(begin)
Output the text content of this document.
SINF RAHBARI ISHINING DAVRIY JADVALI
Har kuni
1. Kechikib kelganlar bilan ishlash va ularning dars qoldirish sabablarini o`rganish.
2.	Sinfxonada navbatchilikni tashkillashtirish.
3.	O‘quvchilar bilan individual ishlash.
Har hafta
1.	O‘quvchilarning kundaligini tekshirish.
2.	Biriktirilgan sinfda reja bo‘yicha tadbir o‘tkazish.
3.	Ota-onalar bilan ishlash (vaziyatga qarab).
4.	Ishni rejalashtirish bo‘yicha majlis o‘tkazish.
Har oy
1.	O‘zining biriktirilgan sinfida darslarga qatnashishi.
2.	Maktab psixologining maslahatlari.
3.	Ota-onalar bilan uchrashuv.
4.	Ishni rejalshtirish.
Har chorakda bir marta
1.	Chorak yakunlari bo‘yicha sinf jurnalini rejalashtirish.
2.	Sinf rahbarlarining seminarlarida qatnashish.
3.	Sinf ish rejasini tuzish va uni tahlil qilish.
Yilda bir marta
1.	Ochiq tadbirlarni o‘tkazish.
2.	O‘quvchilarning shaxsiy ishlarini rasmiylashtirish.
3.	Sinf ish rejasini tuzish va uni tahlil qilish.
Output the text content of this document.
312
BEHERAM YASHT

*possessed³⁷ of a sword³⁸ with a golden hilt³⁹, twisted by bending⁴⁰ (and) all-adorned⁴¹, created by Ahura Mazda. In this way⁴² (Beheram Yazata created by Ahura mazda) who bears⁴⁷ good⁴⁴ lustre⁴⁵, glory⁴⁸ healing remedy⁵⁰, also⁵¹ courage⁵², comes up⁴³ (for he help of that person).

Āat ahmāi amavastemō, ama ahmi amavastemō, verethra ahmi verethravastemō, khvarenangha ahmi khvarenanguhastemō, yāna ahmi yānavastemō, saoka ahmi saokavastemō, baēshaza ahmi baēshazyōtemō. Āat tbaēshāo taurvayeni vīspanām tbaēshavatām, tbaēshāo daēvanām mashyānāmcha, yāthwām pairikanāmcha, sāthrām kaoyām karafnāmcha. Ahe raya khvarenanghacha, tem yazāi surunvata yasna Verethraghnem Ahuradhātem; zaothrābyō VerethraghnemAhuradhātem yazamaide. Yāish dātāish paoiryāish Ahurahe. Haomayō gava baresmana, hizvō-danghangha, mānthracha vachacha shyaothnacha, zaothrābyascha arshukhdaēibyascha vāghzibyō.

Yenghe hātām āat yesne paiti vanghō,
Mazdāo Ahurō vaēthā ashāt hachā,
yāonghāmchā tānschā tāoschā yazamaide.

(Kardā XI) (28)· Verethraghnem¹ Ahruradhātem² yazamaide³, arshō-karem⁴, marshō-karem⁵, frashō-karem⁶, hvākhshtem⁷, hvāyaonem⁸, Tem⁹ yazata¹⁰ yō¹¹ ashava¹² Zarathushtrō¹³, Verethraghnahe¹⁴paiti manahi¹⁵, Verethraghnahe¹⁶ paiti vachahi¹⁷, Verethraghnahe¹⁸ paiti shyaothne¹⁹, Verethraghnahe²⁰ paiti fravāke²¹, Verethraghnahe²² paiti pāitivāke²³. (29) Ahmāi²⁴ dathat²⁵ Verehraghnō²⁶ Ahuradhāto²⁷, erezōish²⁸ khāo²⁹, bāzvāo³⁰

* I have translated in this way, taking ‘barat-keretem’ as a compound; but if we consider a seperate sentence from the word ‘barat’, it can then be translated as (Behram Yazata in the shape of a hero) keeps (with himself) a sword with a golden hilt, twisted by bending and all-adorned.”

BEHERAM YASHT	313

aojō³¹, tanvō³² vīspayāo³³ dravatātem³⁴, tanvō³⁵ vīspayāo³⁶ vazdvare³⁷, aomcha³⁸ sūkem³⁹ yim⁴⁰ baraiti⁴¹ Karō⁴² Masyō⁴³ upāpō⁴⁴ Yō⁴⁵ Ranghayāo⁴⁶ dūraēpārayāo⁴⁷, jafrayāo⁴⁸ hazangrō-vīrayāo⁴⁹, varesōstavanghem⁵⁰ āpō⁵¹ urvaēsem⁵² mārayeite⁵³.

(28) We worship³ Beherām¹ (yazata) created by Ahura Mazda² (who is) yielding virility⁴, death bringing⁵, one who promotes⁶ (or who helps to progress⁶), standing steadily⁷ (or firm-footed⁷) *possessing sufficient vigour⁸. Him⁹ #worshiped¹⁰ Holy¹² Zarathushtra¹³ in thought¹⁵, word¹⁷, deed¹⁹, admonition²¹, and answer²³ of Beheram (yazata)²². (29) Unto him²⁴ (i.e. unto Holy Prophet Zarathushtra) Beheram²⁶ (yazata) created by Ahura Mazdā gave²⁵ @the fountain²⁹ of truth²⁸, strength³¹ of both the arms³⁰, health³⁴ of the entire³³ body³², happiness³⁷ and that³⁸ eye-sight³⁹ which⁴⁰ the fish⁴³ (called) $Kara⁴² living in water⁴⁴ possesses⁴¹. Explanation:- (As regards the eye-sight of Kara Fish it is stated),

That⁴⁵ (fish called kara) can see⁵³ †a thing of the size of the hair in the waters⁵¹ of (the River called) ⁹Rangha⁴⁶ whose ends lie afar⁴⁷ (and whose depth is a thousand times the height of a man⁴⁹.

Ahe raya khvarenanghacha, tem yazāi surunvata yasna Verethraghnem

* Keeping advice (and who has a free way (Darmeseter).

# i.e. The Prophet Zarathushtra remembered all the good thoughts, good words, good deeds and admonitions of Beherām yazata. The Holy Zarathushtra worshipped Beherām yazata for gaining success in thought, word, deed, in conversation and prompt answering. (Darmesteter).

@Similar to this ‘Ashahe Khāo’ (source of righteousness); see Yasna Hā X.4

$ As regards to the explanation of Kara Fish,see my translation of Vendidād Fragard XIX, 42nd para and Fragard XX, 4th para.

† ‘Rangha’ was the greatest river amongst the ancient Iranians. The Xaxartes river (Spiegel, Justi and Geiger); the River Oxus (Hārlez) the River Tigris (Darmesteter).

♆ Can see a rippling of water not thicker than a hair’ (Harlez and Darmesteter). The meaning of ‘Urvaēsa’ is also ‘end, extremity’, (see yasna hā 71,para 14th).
(end)
→ **Task objective**
Print all of the entries exactly as they are written.

→ **Exercise output**
Output the text content of this document.
SINF RAHBARI ISHINING DAVRIY JADVALI
Har kuni
1. Kechikib kelganlar bilan ishlash va ularning dars qoldirish sabablarini o`rganish.
2.	Sinfxonada navbatchilikni tashkillashtirish.
3.	O‘quvchilar bilan individual ishlash.
Har hafta
1.	O‘quvchilarning kundaligini tekshirish.
2.	Biriktirilgan sinfda reja bo‘yicha tadbir o‘tkazish.
3.	Ota-onalar bilan ishlash (vaziyatga qarab).
4.	Ishni rejalashtirish bo‘yicha majlis o‘tkazish.
Har oy
1.	O‘zining biriktirilgan sinfida darslarga qatnashishi.
2.	Maktab psixologining maslahatlari.
3.	Ota-onalar bilan uchrashuv.
4.	Ishni rejalshtirish.
Har chorakda bir marta
1.	Chorak yakunlari bo‘yicha sinf jurnalini rejalashtirish.
2.	Sinf rahbarlarining seminarlarida qatnashish.
3.	Sinf ish rejasini tuzish va uni tahlil qilish.
Yilda bir marta
1.	Ochiq tadbirlarni o‘tkazish.
2.	O‘quvchilarning shaxsiy ishlarini rasmiylashtirish.
3.	Sinf ish rejasini tuzish va uni tahlil qilish.
Output the text content of this document.
312
BEHERAM YASHT

*possessed³⁷ of a sword³⁸ with a golden hilt³⁹, twisted by bending⁴⁰ (and) all-adorned⁴¹, created by Ahura Mazda. In this way⁴² (Beheram Yazata created by Ahura mazda) who bears⁴⁷ good⁴⁴ lustre⁴⁵, glory⁴⁸ healing remedy⁵⁰, also⁵¹ courage⁵², comes up⁴³ (for he help of that person).

Āat ahmāi amavastemō, ama ahmi amavastemō, verethra ahmi verethravastemō, khvarenangha ahmi khvarenanguhastemō, yāna ahmi yānavastemō, saoka ahmi saokavastemō, baēshaza ahmi baēshazyōtemō. Āat tbaēshāo taurvayeni vīspanām tbaēshavatām, tbaēshāo daēvanām mashyānāmcha, yāthwām pairikanāmcha, sāthrām kaoyām karafnāmcha. Ahe raya khvarenanghacha, tem yazāi surunvata yasna Verethraghnem Ahuradhātem; zaothrābyō VerethraghnemAhuradhātem yazamaide. Yāish dātāish paoiryāish Ahurahe. Haomayō gava baresmana, hizvō-danghangha, mānthracha vachacha shyaothnacha, zaothrābyascha arshukhdaēibyascha vāghzibyō.

Yenghe hātām āat yesne paiti vanghō,
Mazdāo Ahurō vaēthā ashāt hachā,
yāonghāmchā tānschā tāoschā yazamaide.

(Kardā XI) (28)· Verethraghnem¹ Ahruradhātem² yazamaide³, arshō-karem⁴, marshō-karem⁵, frashō-karem⁶, hvākhshtem⁷, hvāyaonem⁸, Tem⁹ yazata¹⁰ yō¹¹ ashava¹² Zarathushtrō¹³, Verethraghnahe¹⁴paiti manahi¹⁵, Verethraghnahe¹⁶ paiti vachahi¹⁷, Verethraghnahe¹⁸ paiti shyaothne¹⁹, Verethraghnahe²⁰ paiti fravāke²¹, Verethraghnahe²² paiti pāitivāke²³. (29) Ahmāi²⁴ dathat²⁵ Verehraghnō²⁶ Ahuradhāto²⁷, erezōish²⁸ khāo²⁹, bāzvāo³⁰

* I have translated in this way, taking ‘barat-keretem’ as a compound; but if we consider a seperate sentence from the word ‘barat’, it can then be translated as (Behram Yazata in the shape of a hero) keeps (with himself) a sword with a golden hilt, twisted by bending and all-adorned.”

BEHERAM YASHT	313

aojō³¹, tanvō³² vīspayāo³³ dravatātem³⁴, tanvō³⁵ vīspayāo³⁶ vazdvare³⁷, aomcha³⁸ sūkem³⁹ yim⁴⁰ baraiti⁴¹ Karō⁴² Masyō⁴³ upāpō⁴⁴ Yō⁴⁵ Ranghayāo⁴⁶ dūraēpārayāo⁴⁷, jafrayāo⁴⁸ hazangrō-vīrayāo⁴⁹, varesōstavanghem⁵⁰ āpō⁵¹ urvaēsem⁵² mārayeite⁵³.

(28) We worship³ Beherām¹ (yazata) created by Ahura Mazda² (who is) yielding virility⁴, death bringing⁵, one who promotes⁶ (or who helps to progress⁶), standing steadily⁷ (or firm-footed⁷) *possessing sufficient vigour⁸. Him⁹ #worshiped¹⁰ Holy¹² Zarathushtra¹³ in thought¹⁵, word¹⁷, deed¹⁹, admonition²¹, and answer²³ of Beheram (yazata)²². (29) Unto him²⁴ (i.e. unto Holy Prophet Zarathushtra) Beheram²⁶ (yazata) created by Ahura Mazdā gave²⁵ @the fountain²⁹ of truth²⁸, strength³¹ of both the arms³⁰, health³⁴ of the entire³³ body³², happiness³⁷ and that³⁸ eye-sight³⁹ which⁴⁰ the fish⁴³ (called) $Kara⁴² living in water⁴⁴ possesses⁴¹. Explanation:- (As regards the eye-sight of Kara Fish it is stated),

That⁴⁵ (fish called kara) can see⁵³ †a thing of the size of the hair in the waters⁵¹ of (the River called) ⁹Rangha⁴⁶ whose ends lie afar⁴⁷ (and whose depth is a thousand times the height of a man⁴⁹.

Ahe raya khvarenanghacha, tem yazāi surunvata yasna Verethraghnem

* Keeping advice (and who has a free way (Darmeseter).

# i.e. The Prophet Zarathushtra remembered all the good thoughts, good words, good deeds and admonitions of Beherām yazata. The Holy Zarathushtra worshipped Beherām yazata for gaining success in thought, word, deed, in conversation and prompt answering. (Darmesteter).

@Similar to this ‘Ashahe Khāo’ (source of righteousness); see Yasna Hā X.4

$ As regards to the explanation of Kara Fish,see my translation of Vendidād Fragard XIX, 42nd para and Fragard XX, 4th para.

† ‘Rangha’ was the greatest river amongst the ancient Iranians. The Xaxartes river (Spiegel, Justi and Geiger); the River Oxus (Hārlez) the River Tigris (Darmesteter).

♆ Can see a rippling of water not thicker than a hair’ (Harlez and Darmesteter). The meaning of ‘Urvaēsa’ is also ‘end, extremity’, (see yasna hā 71,para 14th).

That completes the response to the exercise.